- _Exercise aim_
Review the listing and copy each line that holds the word "bottom".

- _Supplied material_
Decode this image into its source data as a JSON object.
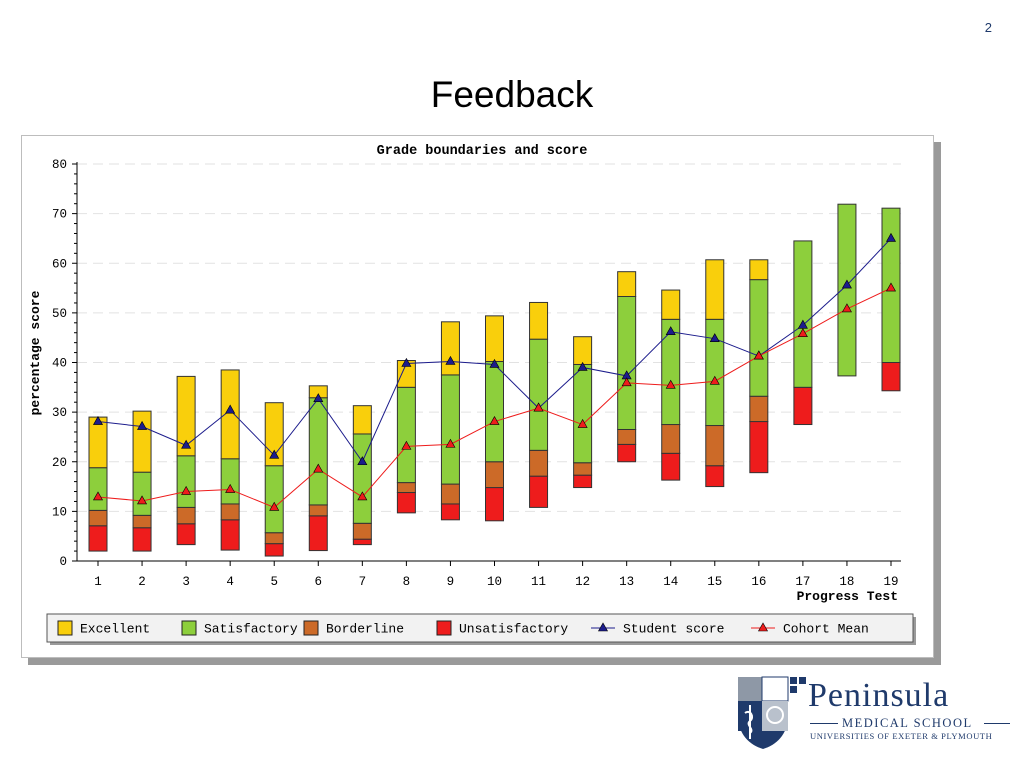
{
  "slide": {
    "number": "2",
    "title": "Feedback"
  },
  "logo": {
    "name": "Peninsula",
    "subtitle": "MEDICAL SCHOOL",
    "tagline": "UNIVERSITIES OF EXETER & PLYMOUTH"
  },
  "chart_data": {
    "type": "bar",
    "title": "Grade boundaries and score",
    "xlabel": "Progress Test",
    "ylabel": "percentage score",
    "ylim": [
      0,
      80
    ],
    "yticks": [
      0,
      10,
      20,
      30,
      40,
      50,
      60,
      70,
      80
    ],
    "grid": true,
    "legend_position": "bottom",
    "categories": [
      "1",
      "2",
      "3",
      "4",
      "5",
      "6",
      "7",
      "8",
      "9",
      "10",
      "11",
      "12",
      "13",
      "14",
      "15",
      "16",
      "17",
      "18",
      "19"
    ],
    "bands": [
      {
        "name": "Unsatisfactory",
        "color": "#ee1c1c",
        "low": [
          2,
          2,
          3.3,
          2.2,
          1,
          2.1,
          3.3,
          9.7,
          8.3,
          8.1,
          10.8,
          14.8,
          20,
          16.3,
          15,
          17.8,
          27.5,
          null,
          34.3
        ],
        "high": [
          7.1,
          6.7,
          7.5,
          8.3,
          3.5,
          9.1,
          4.4,
          13.8,
          11.5,
          14.8,
          17.1,
          17.3,
          23.5,
          21.7,
          19.2,
          28.1,
          35,
          null,
          40
        ]
      },
      {
        "name": "Borderline",
        "color": "#cc6a28",
        "low": [
          7.1,
          6.7,
          7.5,
          8.3,
          3.5,
          9.1,
          4.4,
          13.8,
          11.5,
          14.8,
          17.1,
          17.3,
          23.5,
          21.7,
          19.2,
          28.1,
          null,
          null,
          null
        ],
        "high": [
          10.2,
          9.2,
          10.8,
          11.5,
          5.7,
          11.3,
          7.6,
          15.8,
          15.5,
          20,
          22.3,
          19.8,
          26.5,
          27.5,
          27.3,
          33.2,
          null,
          null,
          null
        ]
      },
      {
        "name": "Satisfactory",
        "color": "#8dcf3c",
        "low": [
          10.2,
          9.2,
          10.8,
          11.5,
          5.7,
          11.3,
          7.6,
          15.8,
          15.5,
          20,
          22.3,
          19.8,
          26.5,
          27.5,
          27.3,
          33.2,
          35,
          37.3,
          40
        ],
        "high": [
          18.8,
          17.9,
          21.2,
          20.6,
          19.2,
          32.9,
          25.6,
          35,
          37.5,
          40.2,
          44.7,
          39.6,
          53.3,
          48.7,
          48.7,
          56.7,
          64.5,
          71.9,
          71.1
        ]
      },
      {
        "name": "Excellent",
        "color": "#f9cf0c",
        "low": [
          18.8,
          17.9,
          21.2,
          20.6,
          19.2,
          32.9,
          25.6,
          35,
          37.5,
          40.2,
          44.7,
          39.6,
          53.3,
          48.7,
          48.7,
          56.7,
          null,
          null,
          null
        ],
        "high": [
          29,
          30.2,
          37.2,
          38.5,
          31.9,
          35.3,
          31.3,
          40.4,
          48.2,
          49.4,
          52.1,
          45.2,
          58.3,
          54.6,
          60.7,
          60.7,
          null,
          null,
          null
        ]
      }
    ],
    "series": [
      {
        "name": "Student score",
        "color": "#1c1c8c",
        "values": [
          28.1,
          27.1,
          23.3,
          30.4,
          21.3,
          32.7,
          20,
          39.8,
          40.2,
          39.6,
          30.8,
          39,
          37.3,
          46.2,
          44.8,
          41.3,
          47.5,
          55.6,
          65
        ]
      },
      {
        "name": "Cohort Mean",
        "color": "#ee1c1c",
        "values": [
          12.9,
          12.1,
          14,
          14.4,
          10.8,
          18.5,
          12.9,
          23.1,
          23.5,
          28.1,
          30.8,
          27.5,
          35.9,
          35.4,
          36.2,
          41.3,
          45.8,
          50.8,
          55
        ]
      }
    ],
    "legend": [
      "Excellent",
      "Satisfactory",
      "Borderline",
      "Unsatisfactory",
      "Student score",
      "Cohort Mean"
    ]
  }
}
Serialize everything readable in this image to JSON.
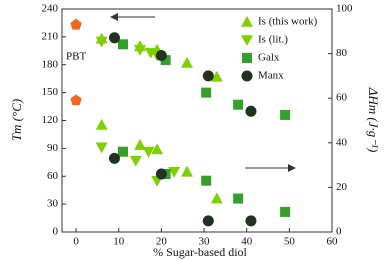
{
  "chart_data": {
    "type": "scatter",
    "xlabel": "% Sugar-based diol",
    "ylabel": "Tm (°C)",
    "y2label": "ΔHm (J·g⁻¹)",
    "annotations": [
      "PBT"
    ],
    "xlim": [
      -3.3,
      60
    ],
    "xticks": [
      0,
      10,
      20,
      30,
      40,
      50,
      60
    ],
    "ylim": [
      0,
      240
    ],
    "yticks": [
      0,
      30,
      60,
      90,
      120,
      150,
      180,
      210,
      240
    ],
    "y2lim": [
      0,
      100
    ],
    "y2ticks": [
      0,
      20,
      40,
      60,
      80,
      100
    ],
    "series": [
      {
        "name": "Is (this work)",
        "color": "#7fd000",
        "marker": "triangle-up",
        "axis": "y",
        "x": [
          6,
          15,
          19,
          26,
          33
        ],
        "values": [
          208,
          200,
          196,
          182,
          167
        ]
      },
      {
        "name": "Is (lit.)",
        "color": "#7fd000",
        "marker": "triangle-down",
        "axis": "y",
        "x": [
          6,
          15,
          17.5,
          19
        ],
        "values": [
          205,
          196,
          193,
          190
        ]
      },
      {
        "name": "Galx",
        "color": "#33a02c",
        "marker": "square",
        "axis": "y",
        "x": [
          11,
          21,
          30.5,
          38,
          49
        ],
        "values": [
          202,
          185,
          150,
          137,
          126
        ]
      },
      {
        "name": "Manx",
        "color": "#1f3320",
        "marker": "circle",
        "axis": "y",
        "x": [
          9,
          20,
          31,
          41
        ],
        "values": [
          209,
          190,
          168,
          130
        ]
      },
      {
        "color": "#f26522",
        "marker": "pentagon",
        "axis": "y",
        "x": [
          0
        ],
        "values": [
          223
        ]
      },
      {
        "color": "#7fd000",
        "marker": "triangle-up",
        "axis": "y2",
        "x": [
          6,
          15,
          19,
          26,
          33
        ],
        "values": [
          48,
          39,
          37,
          27,
          15
        ]
      },
      {
        "color": "#7fd000",
        "marker": "triangle-down",
        "axis": "y2",
        "x": [
          6,
          14,
          17,
          19,
          23
        ],
        "values": [
          38,
          32,
          36,
          23,
          27
        ]
      },
      {
        "color": "#33a02c",
        "marker": "square",
        "axis": "y2",
        "x": [
          11,
          21,
          30.5,
          38,
          49
        ],
        "values": [
          36,
          26,
          23,
          15,
          9
        ]
      },
      {
        "color": "#1f3320",
        "marker": "circle",
        "axis": "y2",
        "x": [
          9,
          20,
          31,
          41
        ],
        "values": [
          33,
          26,
          5,
          5
        ]
      },
      {
        "color": "#f26522",
        "marker": "pentagon",
        "axis": "y2",
        "x": [
          0
        ],
        "values": [
          59
        ]
      }
    ]
  }
}
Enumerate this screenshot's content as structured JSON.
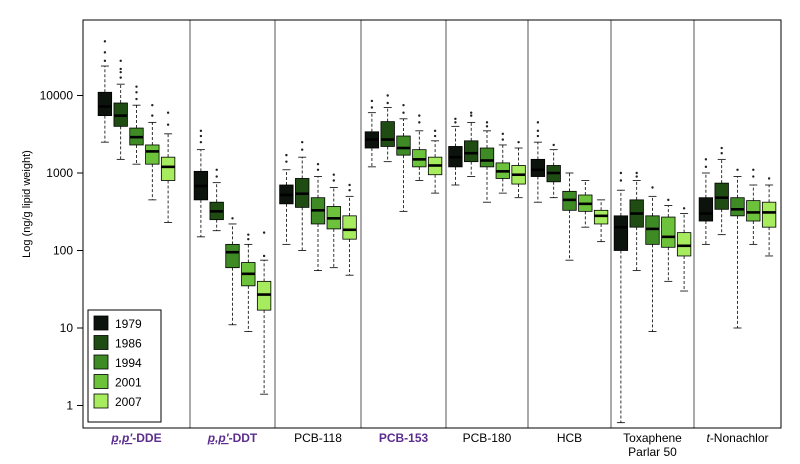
{
  "chart_data": {
    "type": "box",
    "ylabel": "Log (ng/g lipid weight)",
    "yscale": "log",
    "ylim": [
      0.5,
      70000
    ],
    "yticks": [
      1,
      10,
      100,
      1000,
      10000
    ],
    "ytick_labels": [
      "1",
      "10",
      "100",
      "1000",
      "10000"
    ],
    "legend": {
      "placement": "bottom-left",
      "entries": [
        "1979",
        "1986",
        "1994",
        "2001",
        "2007"
      ],
      "colors": [
        "#0c120c",
        "#1f4c12",
        "#3e8a25",
        "#6cc23a",
        "#a6ec5e"
      ]
    },
    "groups": [
      {
        "label": "p,p'-DDE",
        "label_prefix": "p,p'",
        "label_suffix": "-DDE",
        "label_style": "purple-italic-prefix",
        "boxes": [
          {
            "year": "1979",
            "min": 2500,
            "q1": 5500,
            "median": 7200,
            "q3": 11000,
            "max": 24000,
            "outliers": [
              28000,
              36000,
              50000
            ]
          },
          {
            "year": "1986",
            "min": 1500,
            "q1": 4000,
            "median": 5500,
            "q3": 8000,
            "max": 14000,
            "outliers": [
              17000,
              20000,
              22000,
              28000
            ]
          },
          {
            "year": "1994",
            "min": 1300,
            "q1": 2300,
            "median": 2900,
            "q3": 3800,
            "max": 7500,
            "outliers": [
              9000,
              11000,
              13000
            ]
          },
          {
            "year": "2001",
            "min": 450,
            "q1": 1300,
            "median": 1900,
            "q3": 2300,
            "max": 4500,
            "outliers": [
              5500,
              7500
            ]
          },
          {
            "year": "2007",
            "min": 230,
            "q1": 800,
            "median": 1200,
            "q3": 1600,
            "max": 3200,
            "outliers": [
              4200,
              6000
            ]
          }
        ]
      },
      {
        "label": "p,p'-DDT",
        "label_prefix": "p,p'",
        "label_suffix": "-DDT",
        "label_style": "purple-italic-prefix",
        "boxes": [
          {
            "year": "1979",
            "min": 150,
            "q1": 450,
            "median": 680,
            "q3": 1050,
            "max": 2000,
            "outliers": [
              2500,
              3000,
              3500
            ]
          },
          {
            "year": "1986",
            "min": 180,
            "q1": 250,
            "median": 320,
            "q3": 420,
            "max": 750,
            "outliers": [
              900,
              1100
            ]
          },
          {
            "year": "1994",
            "min": 11,
            "q1": 60,
            "median": 95,
            "q3": 120,
            "max": 220,
            "outliers": [
              260
            ]
          },
          {
            "year": "2001",
            "min": 9,
            "q1": 35,
            "median": 50,
            "q3": 70,
            "max": 120,
            "outliers": [
              140,
              160
            ]
          },
          {
            "year": "2007",
            "min": 1.4,
            "q1": 17,
            "median": 27,
            "q3": 40,
            "max": 75,
            "outliers": [
              85,
              170
            ]
          }
        ]
      },
      {
        "label": "PCB-118",
        "label_style": "plain",
        "boxes": [
          {
            "year": "1979",
            "min": 120,
            "q1": 400,
            "median": 520,
            "q3": 700,
            "max": 1100,
            "outliers": [
              1400,
              1700
            ]
          },
          {
            "year": "1986",
            "min": 100,
            "q1": 360,
            "median": 540,
            "q3": 850,
            "max": 1600,
            "outliers": [
              2000,
              2500
            ]
          },
          {
            "year": "1994",
            "min": 55,
            "q1": 220,
            "median": 330,
            "q3": 480,
            "max": 900,
            "outliers": [
              1100,
              1300
            ]
          },
          {
            "year": "2001",
            "min": 60,
            "q1": 190,
            "median": 260,
            "q3": 370,
            "max": 650,
            "outliers": [
              800,
              950
            ]
          },
          {
            "year": "2007",
            "min": 48,
            "q1": 140,
            "median": 185,
            "q3": 280,
            "max": 500,
            "outliers": [
              600,
              700
            ]
          }
        ]
      },
      {
        "label": "PCB-153",
        "label_style": "purple-bold",
        "boxes": [
          {
            "year": "1979",
            "min": 1200,
            "q1": 2100,
            "median": 2700,
            "q3": 3400,
            "max": 6000,
            "outliers": [
              7000,
              8500
            ]
          },
          {
            "year": "1986",
            "min": 1400,
            "q1": 2200,
            "median": 2700,
            "q3": 4600,
            "max": 7000,
            "outliers": [
              8000,
              10000
            ]
          },
          {
            "year": "1994",
            "min": 320,
            "q1": 1700,
            "median": 2100,
            "q3": 3000,
            "max": 5000,
            "outliers": [
              6000,
              7500
            ]
          },
          {
            "year": "2001",
            "min": 800,
            "q1": 1200,
            "median": 1500,
            "q3": 2000,
            "max": 3500,
            "outliers": [
              4500,
              5500
            ]
          },
          {
            "year": "2007",
            "min": 550,
            "q1": 950,
            "median": 1250,
            "q3": 1600,
            "max": 2600,
            "outliers": [
              3000,
              3500
            ]
          }
        ]
      },
      {
        "label": "PCB-180",
        "label_style": "plain",
        "boxes": [
          {
            "year": "1979",
            "min": 700,
            "q1": 1200,
            "median": 1600,
            "q3": 2200,
            "max": 4000,
            "outliers": [
              4500,
              5000
            ]
          },
          {
            "year": "1986",
            "min": 900,
            "q1": 1400,
            "median": 1800,
            "q3": 2600,
            "max": 4500,
            "outliers": [
              5500,
              6000
            ]
          },
          {
            "year": "1994",
            "min": 420,
            "q1": 1200,
            "median": 1450,
            "q3": 2100,
            "max": 3500,
            "outliers": [
              4000,
              4500
            ]
          },
          {
            "year": "2001",
            "min": 550,
            "q1": 850,
            "median": 1050,
            "q3": 1350,
            "max": 2300,
            "outliers": [
              2700,
              3200
            ]
          },
          {
            "year": "2007",
            "min": 480,
            "q1": 720,
            "median": 950,
            "q3": 1250,
            "max": 2100,
            "outliers": [
              2500
            ]
          }
        ]
      },
      {
        "label": "HCB",
        "label_style": "plain",
        "boxes": [
          {
            "year": "1979",
            "min": 420,
            "q1": 900,
            "median": 1100,
            "q3": 1500,
            "max": 2500,
            "outliers": [
              3000,
              3500,
              4500
            ]
          },
          {
            "year": "1986",
            "min": 480,
            "q1": 770,
            "median": 1000,
            "q3": 1250,
            "max": 2000,
            "outliers": [
              2300
            ]
          },
          {
            "year": "1994",
            "min": 75,
            "q1": 330,
            "median": 450,
            "q3": 580,
            "max": 1000,
            "outliers": []
          },
          {
            "year": "2001",
            "min": 200,
            "q1": 320,
            "median": 400,
            "q3": 520,
            "max": 800,
            "outliers": []
          },
          {
            "year": "2007",
            "min": 130,
            "q1": 220,
            "median": 280,
            "q3": 330,
            "max": 450,
            "outliers": []
          }
        ]
      },
      {
        "label": "Toxaphene Parlar 50",
        "label_line1": "Toxaphene",
        "label_line2": "Parlar 50",
        "label_style": "plain",
        "boxes": [
          {
            "year": "1979",
            "min": 0.6,
            "q1": 100,
            "median": 200,
            "q3": 280,
            "max": 600,
            "outliers": [
              800,
              1000
            ]
          },
          {
            "year": "1986",
            "min": 55,
            "q1": 200,
            "median": 300,
            "q3": 450,
            "max": 800,
            "outliers": [
              900,
              1000
            ]
          },
          {
            "year": "1994",
            "min": 9,
            "q1": 120,
            "median": 190,
            "q3": 280,
            "max": 500,
            "outliers": [
              650
            ]
          },
          {
            "year": "2001",
            "min": 40,
            "q1": 110,
            "median": 150,
            "q3": 270,
            "max": 380,
            "outliers": [
              450
            ]
          },
          {
            "year": "2007",
            "min": 30,
            "q1": 85,
            "median": 115,
            "q3": 170,
            "max": 300,
            "outliers": [
              350
            ]
          }
        ]
      },
      {
        "label": "t-Nonachlor",
        "label_prefix": "t",
        "label_suffix": "-Nonachlor",
        "label_style": "italic-prefix",
        "boxes": [
          {
            "year": "1979",
            "min": 120,
            "q1": 240,
            "median": 300,
            "q3": 480,
            "max": 1000,
            "outliers": [
              1200,
              1500
            ]
          },
          {
            "year": "1986",
            "min": 160,
            "q1": 340,
            "median": 480,
            "q3": 740,
            "max": 1500,
            "outliers": [
              1800,
              2100
            ]
          },
          {
            "year": "1994",
            "min": 10,
            "q1": 280,
            "median": 340,
            "q3": 480,
            "max": 900,
            "outliers": [
              1100
            ]
          },
          {
            "year": "2001",
            "min": 120,
            "q1": 240,
            "median": 310,
            "q3": 440,
            "max": 700,
            "outliers": [
              900,
              1100
            ]
          },
          {
            "year": "2007",
            "min": 85,
            "q1": 200,
            "median": 310,
            "q3": 420,
            "max": 700,
            "outliers": [
              850
            ]
          }
        ]
      }
    ]
  }
}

- _The solution_
    "legend_position": "bottom",
      "placement": "bottom-left",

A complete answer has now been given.